Data listing
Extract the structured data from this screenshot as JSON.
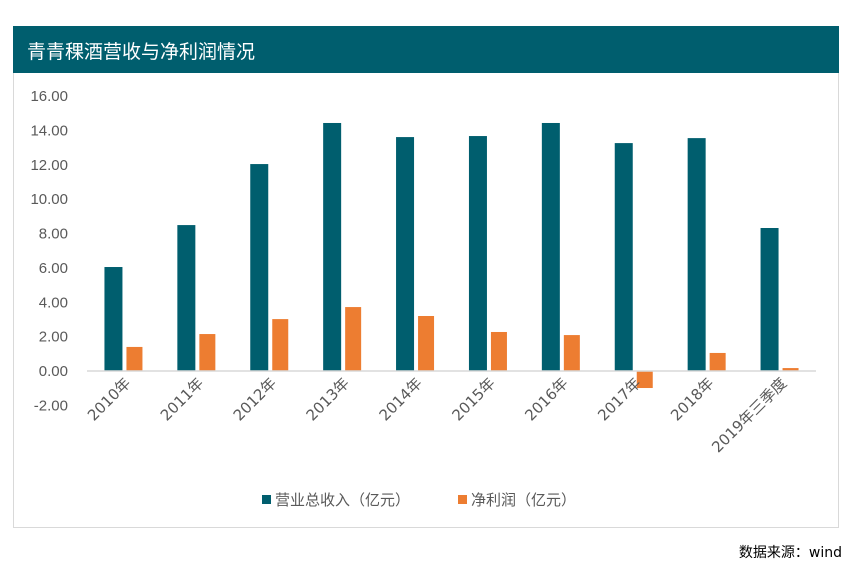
{
  "source": "数据来源：wind",
  "chart_data": {
    "type": "bar",
    "title": "青青稞酒营收与净利润情况",
    "categories": [
      "2010年",
      "2011年",
      "2012年",
      "2013年",
      "2014年",
      "2015年",
      "2016年",
      "2017年",
      "2018年",
      "2019年三季度"
    ],
    "series": [
      {
        "name": "营业总收入（亿元）",
        "color": "#005e6e",
        "values": [
          6.05,
          8.49,
          12.04,
          14.43,
          13.61,
          13.67,
          14.43,
          13.26,
          13.55,
          8.32
        ]
      },
      {
        "name": "净利润（亿元）",
        "color": "#ed7d31",
        "values": [
          1.4,
          2.15,
          3.02,
          3.72,
          3.2,
          2.27,
          2.09,
          -0.99,
          1.05,
          0.17
        ]
      }
    ],
    "ylim": [
      -2,
      16
    ],
    "yticks": [
      "-2.00",
      "0.00",
      "2.00",
      "4.00",
      "6.00",
      "8.00",
      "10.00",
      "12.00",
      "14.00",
      "16.00"
    ],
    "grid": false,
    "legend": "bottom"
  }
}
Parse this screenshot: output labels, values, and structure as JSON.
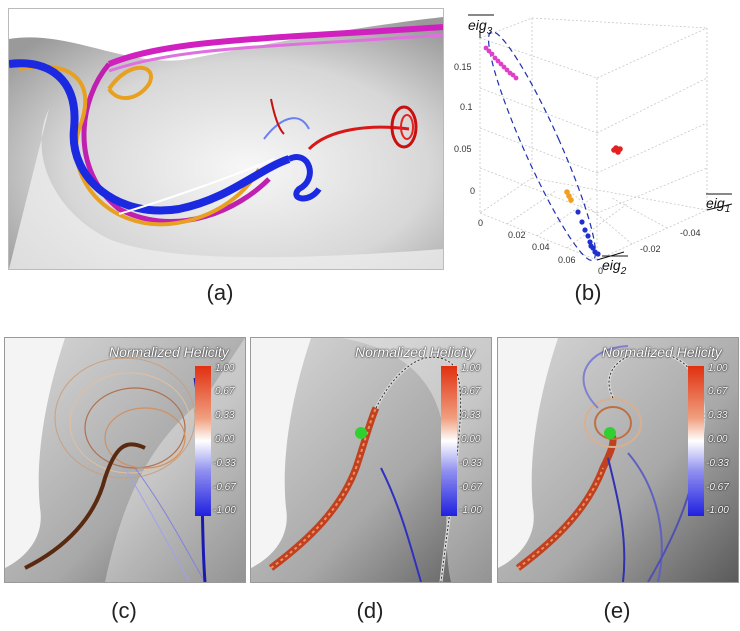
{
  "captions": {
    "a": "(a)",
    "b": "(b)",
    "c": "(c)",
    "d": "(d)",
    "e": "(e)"
  },
  "scatter3d": {
    "axes": {
      "x": "eig1",
      "y": "eig2",
      "z": "eig3"
    },
    "axis_names": {
      "eig1_base": "eig",
      "eig1_sub": "1",
      "eig2_base": "eig",
      "eig2_sub": "2",
      "eig3_base": "eig",
      "eig3_sub": "3"
    },
    "z_ticks": [
      "0.15",
      "0.1",
      "0.05",
      "0"
    ],
    "eig2_ticks": [
      "0",
      "0.02",
      "0.04",
      "0.06"
    ],
    "eig1_ticks": [
      "0",
      "-0.02",
      "-0.04"
    ],
    "clusters": [
      {
        "color": "#e040c8",
        "label": "magenta"
      },
      {
        "color": "#e52020",
        "label": "red"
      },
      {
        "color": "#f0a020",
        "label": "orange"
      },
      {
        "color": "#2030d0",
        "label": "blue"
      }
    ]
  },
  "helicity_panels": [
    {
      "title": "Normalized Helicity",
      "ticks": [
        "1.00",
        "0.67",
        "0.33",
        "0.00",
        "-0.33",
        "-0.67",
        "-1.00"
      ]
    },
    {
      "title": "Normalized Helicity",
      "ticks": [
        "1.00",
        "0.67",
        "0.33",
        "0.00",
        "-0.33",
        "-0.67",
        "-1.00"
      ]
    },
    {
      "title": "Normalized Helicity",
      "ticks": [
        "1.00",
        "0.67",
        "0.33",
        "0.00",
        "-0.33",
        "-0.67",
        "-1.00"
      ]
    }
  ],
  "colorbar": {
    "top": "#e03010",
    "mid": "#ffffff",
    "bottom": "#2020e0"
  }
}
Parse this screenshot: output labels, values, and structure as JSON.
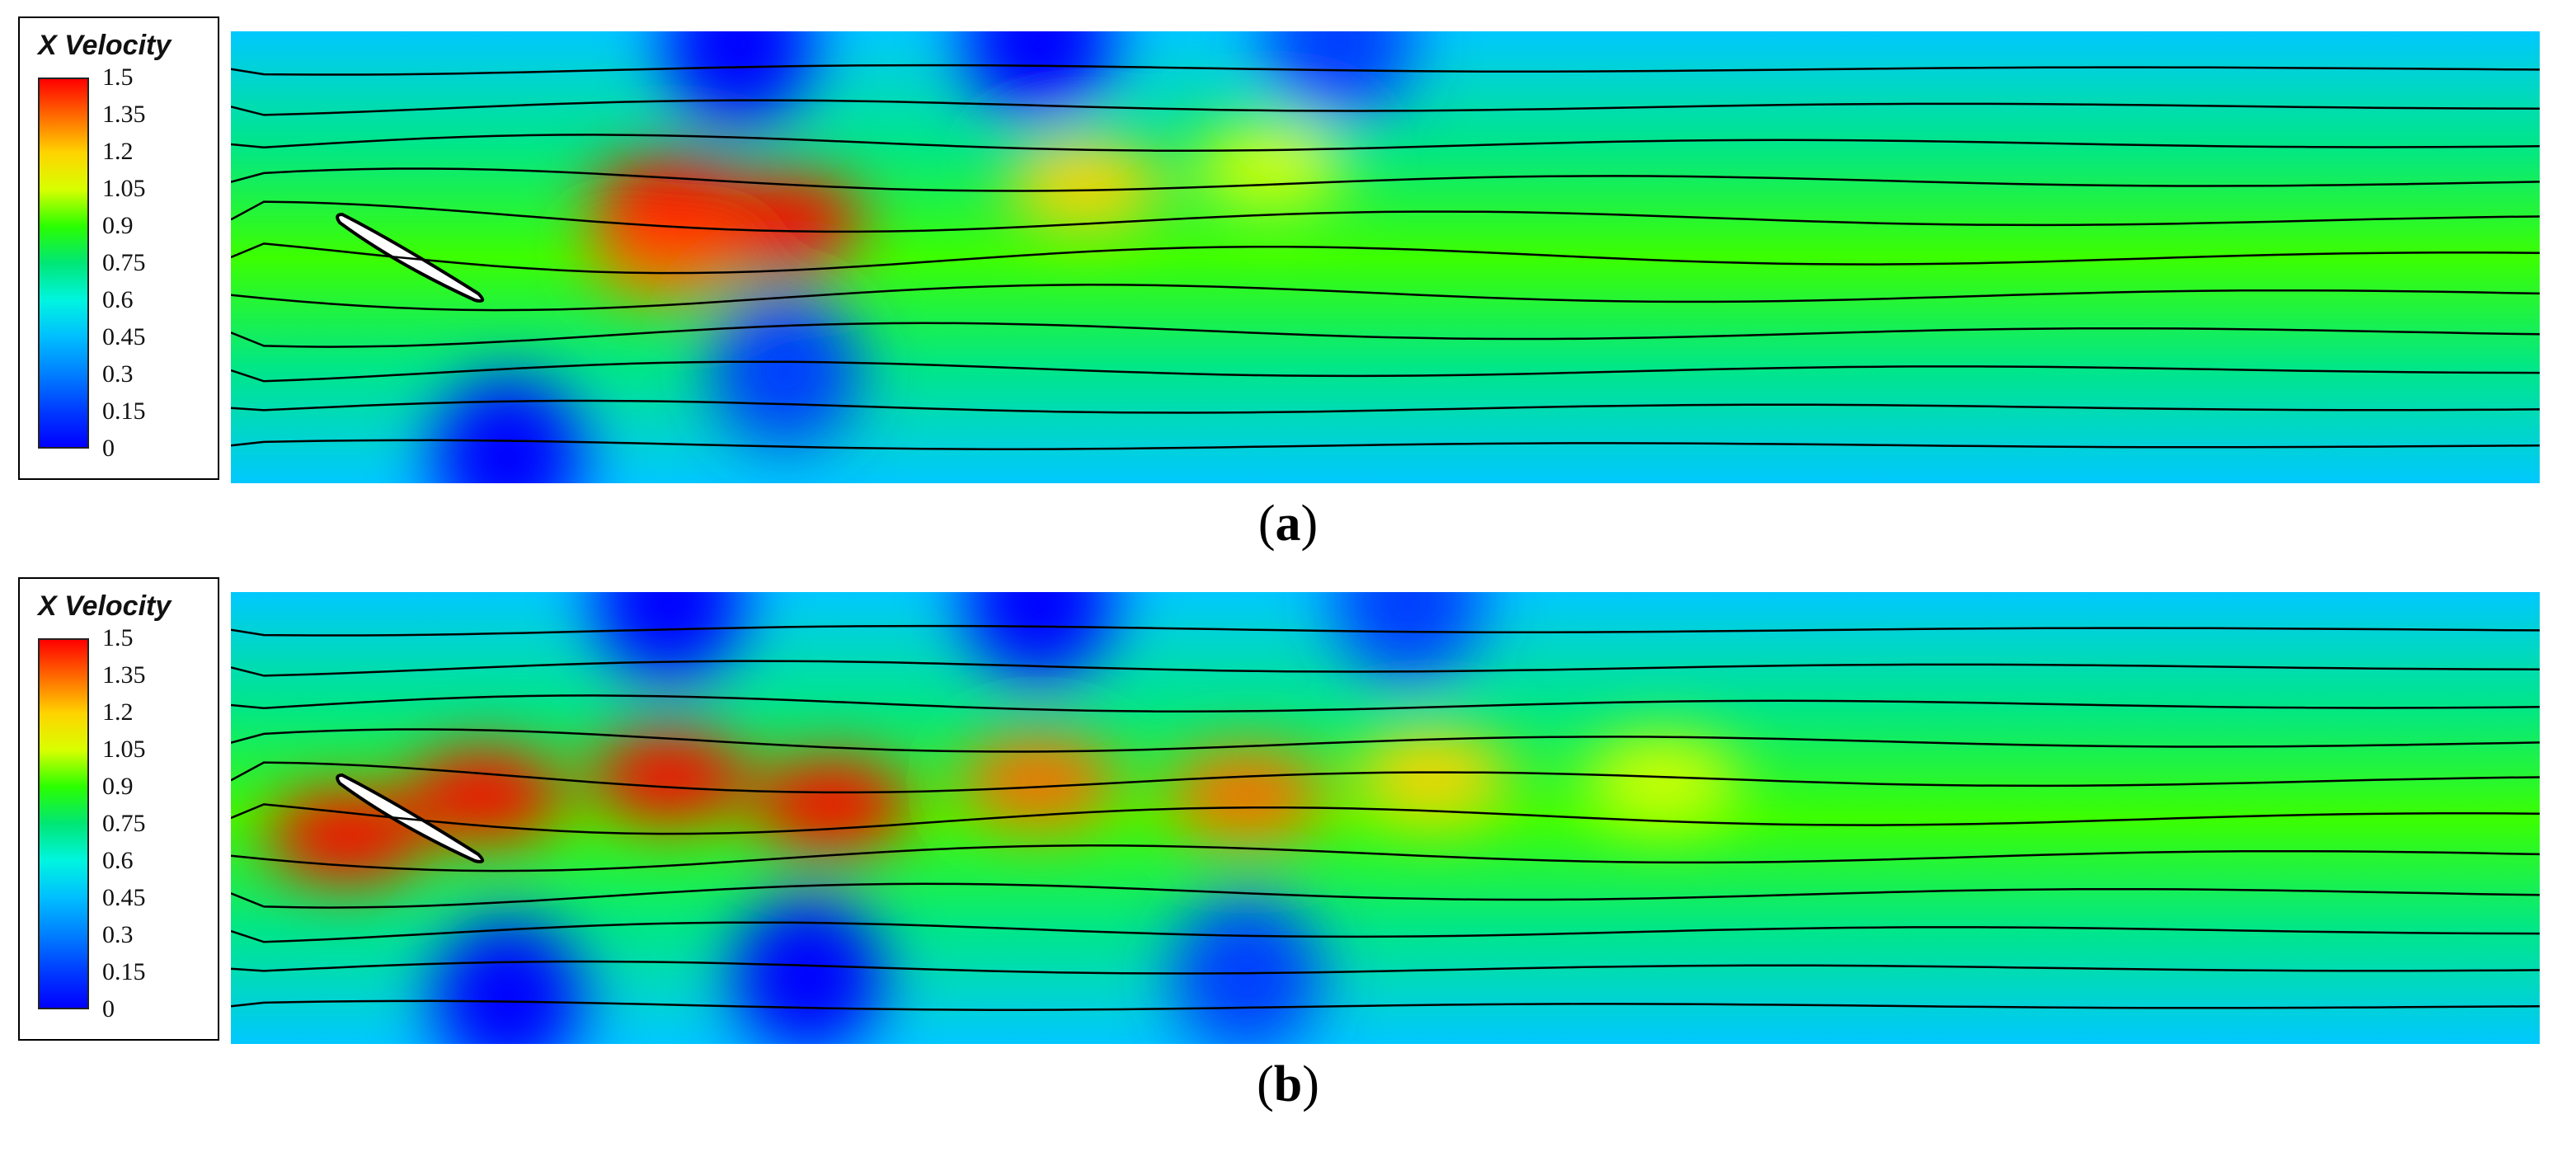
{
  "chart_data": [
    {
      "type": "heatmap",
      "panel": "a",
      "caption_letter": "a",
      "legend_title": "X Velocity",
      "colorbar": {
        "min": 0,
        "max": 1.5,
        "ticks": [
          "1.5",
          "1.35",
          "1.2",
          "1.05",
          "0.9",
          "0.75",
          "0.6",
          "0.45",
          "0.3",
          "0.15",
          "0"
        ],
        "colors": [
          "#ff0000",
          "#ff6a00",
          "#ffd400",
          "#d8ff00",
          "#2aff00",
          "#00e676",
          "#00f5e0",
          "#00bfff",
          "#0080ff",
          "#003cff",
          "#0000ff"
        ]
      },
      "x_range": [
        0,
        1
      ],
      "y_range": [
        0,
        1
      ],
      "high_velocity_regions": [
        {
          "x": 0.19,
          "y": 0.51,
          "value": 1.35
        },
        {
          "x": 0.19,
          "y": 0.62,
          "value": 1.45
        },
        {
          "x": 0.24,
          "y": 0.58,
          "value": 1.45
        },
        {
          "x": 0.37,
          "y": 0.66,
          "value": 1.15
        },
        {
          "x": 0.45,
          "y": 0.7,
          "value": 1.1
        }
      ],
      "low_velocity_regions": [
        {
          "x": 0.12,
          "y": 0.06,
          "value": 0.0
        },
        {
          "x": 0.22,
          "y": 0.97,
          "value": 0.05
        },
        {
          "x": 0.35,
          "y": 0.98,
          "value": 0.05
        },
        {
          "x": 0.48,
          "y": 0.98,
          "value": 0.2
        },
        {
          "x": 0.24,
          "y": 0.25,
          "value": 0.1
        }
      ]
    },
    {
      "type": "heatmap",
      "panel": "b",
      "caption_letter": "b",
      "legend_title": "X Velocity",
      "colorbar": {
        "min": 0,
        "max": 1.5,
        "ticks": [
          "1.5",
          "1.35",
          "1.2",
          "1.05",
          "0.9",
          "0.75",
          "0.6",
          "0.45",
          "0.3",
          "0.15",
          "0"
        ],
        "colors": [
          "#ff0000",
          "#ff6a00",
          "#ffd400",
          "#d8ff00",
          "#2aff00",
          "#00e676",
          "#00f5e0",
          "#00bfff",
          "#0080ff",
          "#003cff",
          "#0000ff"
        ]
      },
      "x_range": [
        0,
        1
      ],
      "y_range": [
        0,
        1
      ],
      "high_velocity_regions": [
        {
          "x": 0.05,
          "y": 0.46,
          "value": 1.45
        },
        {
          "x": 0.11,
          "y": 0.55,
          "value": 1.45
        },
        {
          "x": 0.19,
          "y": 0.59,
          "value": 1.45
        },
        {
          "x": 0.26,
          "y": 0.53,
          "value": 1.45
        },
        {
          "x": 0.35,
          "y": 0.58,
          "value": 1.3
        },
        {
          "x": 0.44,
          "y": 0.55,
          "value": 1.3
        },
        {
          "x": 0.52,
          "y": 0.59,
          "value": 1.2
        },
        {
          "x": 0.62,
          "y": 0.58,
          "value": 1.1
        }
      ],
      "low_velocity_regions": [
        {
          "x": 0.12,
          "y": 0.1,
          "value": 0.0
        },
        {
          "x": 0.19,
          "y": 0.98,
          "value": 0.05
        },
        {
          "x": 0.35,
          "y": 0.98,
          "value": 0.05
        },
        {
          "x": 0.51,
          "y": 0.98,
          "value": 0.1
        },
        {
          "x": 0.25,
          "y": 0.15,
          "value": 0.05
        },
        {
          "x": 0.44,
          "y": 0.15,
          "value": 0.15
        }
      ]
    }
  ]
}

> Problem to work on
Using the records above, retype everything exactly except the pictures.

> Task response
Extract the structured data from this screenshot as JSON.
{
  "source": "数据来源：wind",
  "chart_data": {
    "type": "bar",
    "title": "青青稞酒营收与净利润情况",
    "categories": [
      "2010年",
      "2011年",
      "2012年",
      "2013年",
      "2014年",
      "2015年",
      "2016年",
      "2017年",
      "2018年",
      "2019年三季度"
    ],
    "series": [
      {
        "name": "营业总收入（亿元）",
        "color": "#005e6e",
        "values": [
          6.05,
          8.49,
          12.04,
          14.43,
          13.61,
          13.67,
          14.43,
          13.26,
          13.55,
          8.32
        ]
      },
      {
        "name": "净利润（亿元）",
        "color": "#ed7d31",
        "values": [
          1.4,
          2.15,
          3.02,
          3.72,
          3.2,
          2.27,
          2.09,
          -0.99,
          1.05,
          0.17
        ]
      }
    ],
    "ylim": [
      -2,
      16
    ],
    "yticks": [
      "-2.00",
      "0.00",
      "2.00",
      "4.00",
      "6.00",
      "8.00",
      "10.00",
      "12.00",
      "14.00",
      "16.00"
    ],
    "grid": false,
    "legend": "bottom"
  }
}
Parse this screenshot: output labels, values, and structure as JSON.
{
  "captions": {
    "a": "(a)",
    "b": "(b)",
    "c": "(c)",
    "d": "(d)",
    "e": "(e)"
  },
  "scatter3d": {
    "axes": {
      "x": "eig1",
      "y": "eig2",
      "z": "eig3"
    },
    "axis_names": {
      "eig1_base": "eig",
      "eig1_sub": "1",
      "eig2_base": "eig",
      "eig2_sub": "2",
      "eig3_base": "eig",
      "eig3_sub": "3"
    },
    "z_ticks": [
      "0.15",
      "0.1",
      "0.05",
      "0"
    ],
    "eig2_ticks": [
      "0",
      "0.02",
      "0.04",
      "0.06"
    ],
    "eig1_ticks": [
      "0",
      "-0.02",
      "-0.04"
    ],
    "clusters": [
      {
        "color": "#e040c8",
        "label": "magenta"
      },
      {
        "color": "#e52020",
        "label": "red"
      },
      {
        "color": "#f0a020",
        "label": "orange"
      },
      {
        "color": "#2030d0",
        "label": "blue"
      }
    ]
  },
  "helicity_panels": [
    {
      "title": "Normalized Helicity",
      "ticks": [
        "1.00",
        "0.67",
        "0.33",
        "0.00",
        "-0.33",
        "-0.67",
        "-1.00"
      ]
    },
    {
      "title": "Normalized Helicity",
      "ticks": [
        "1.00",
        "0.67",
        "0.33",
        "0.00",
        "-0.33",
        "-0.67",
        "-1.00"
      ]
    },
    {
      "title": "Normalized Helicity",
      "ticks": [
        "1.00",
        "0.67",
        "0.33",
        "0.00",
        "-0.33",
        "-0.67",
        "-1.00"
      ]
    }
  ],
  "colorbar": {
    "top": "#e03010",
    "mid": "#ffffff",
    "bottom": "#2020e0"
  }
}
Parse this screenshot: output labels, values, and structure as JSON.
{
  "chart_data": [
    {
      "type": "heatmap",
      "panel": "a",
      "caption_letter": "a",
      "legend_title": "X Velocity",
      "colorbar": {
        "min": 0,
        "max": 1.5,
        "ticks": [
          "1.5",
          "1.35",
          "1.2",
          "1.05",
          "0.9",
          "0.75",
          "0.6",
          "0.45",
          "0.3",
          "0.15",
          "0"
        ],
        "colors": [
          "#ff0000",
          "#ff6a00",
          "#ffd400",
          "#d8ff00",
          "#2aff00",
          "#00e676",
          "#00f5e0",
          "#00bfff",
          "#0080ff",
          "#003cff",
          "#0000ff"
        ]
      },
      "x_range": [
        0,
        1
      ],
      "y_range": [
        0,
        1
      ],
      "high_velocity_regions": [
        {
          "x": 0.19,
          "y": 0.51,
          "value": 1.35
        },
        {
          "x": 0.19,
          "y": 0.62,
          "value": 1.45
        },
        {
          "x": 0.24,
          "y": 0.58,
          "value": 1.45
        },
        {
          "x": 0.37,
          "y": 0.66,
          "value": 1.15
        },
        {
          "x": 0.45,
          "y": 0.7,
          "value": 1.1
        }
      ],
      "low_velocity_regions": [
        {
          "x": 0.12,
          "y": 0.06,
          "value": 0.0
        },
        {
          "x": 0.22,
          "y": 0.97,
          "value": 0.05
        },
        {
          "x": 0.35,
          "y": 0.98,
          "value": 0.05
        },
        {
          "x": 0.48,
          "y": 0.98,
          "value": 0.2
        },
        {
          "x": 0.24,
          "y": 0.25,
          "value": 0.1
        }
      ]
    },
    {
      "type": "heatmap",
      "panel": "b",
      "caption_letter": "b",
      "legend_title": "X Velocity",
      "colorbar": {
        "min": 0,
        "max": 1.5,
        "ticks": [
          "1.5",
          "1.35",
          "1.2",
          "1.05",
          "0.9",
          "0.75",
          "0.6",
          "0.45",
          "0.3",
          "0.15",
          "0"
        ],
        "colors": [
          "#ff0000",
          "#ff6a00",
          "#ffd400",
          "#d8ff00",
          "#2aff00",
          "#00e676",
          "#00f5e0",
          "#00bfff",
          "#0080ff",
          "#003cff",
          "#0000ff"
        ]
      },
      "x_range": [
        0,
        1
      ],
      "y_range": [
        0,
        1
      ],
      "high_velocity_regions": [
        {
          "x": 0.05,
          "y": 0.46,
          "value": 1.45
        },
        {
          "x": 0.11,
          "y": 0.55,
          "value": 1.45
        },
        {
          "x": 0.19,
          "y": 0.59,
          "value": 1.45
        },
        {
          "x": 0.26,
          "y": 0.53,
          "value": 1.45
        },
        {
          "x": 0.35,
          "y": 0.58,
          "value": 1.3
        },
        {
          "x": 0.44,
          "y": 0.55,
          "value": 1.3
        },
        {
          "x": 0.52,
          "y": 0.59,
          "value": 1.2
        },
        {
          "x": 0.62,
          "y": 0.58,
          "value": 1.1
        }
      ],
      "low_velocity_regions": [
        {
          "x": 0.12,
          "y": 0.1,
          "value": 0.0
        },
        {
          "x": 0.19,
          "y": 0.98,
          "value": 0.05
        },
        {
          "x": 0.35,
          "y": 0.98,
          "value": 0.05
        },
        {
          "x": 0.51,
          "y": 0.98,
          "value": 0.1
        },
        {
          "x": 0.25,
          "y": 0.15,
          "value": 0.05
        },
        {
          "x": 0.44,
          "y": 0.15,
          "value": 0.15
        }
      ]
    }
  ]
}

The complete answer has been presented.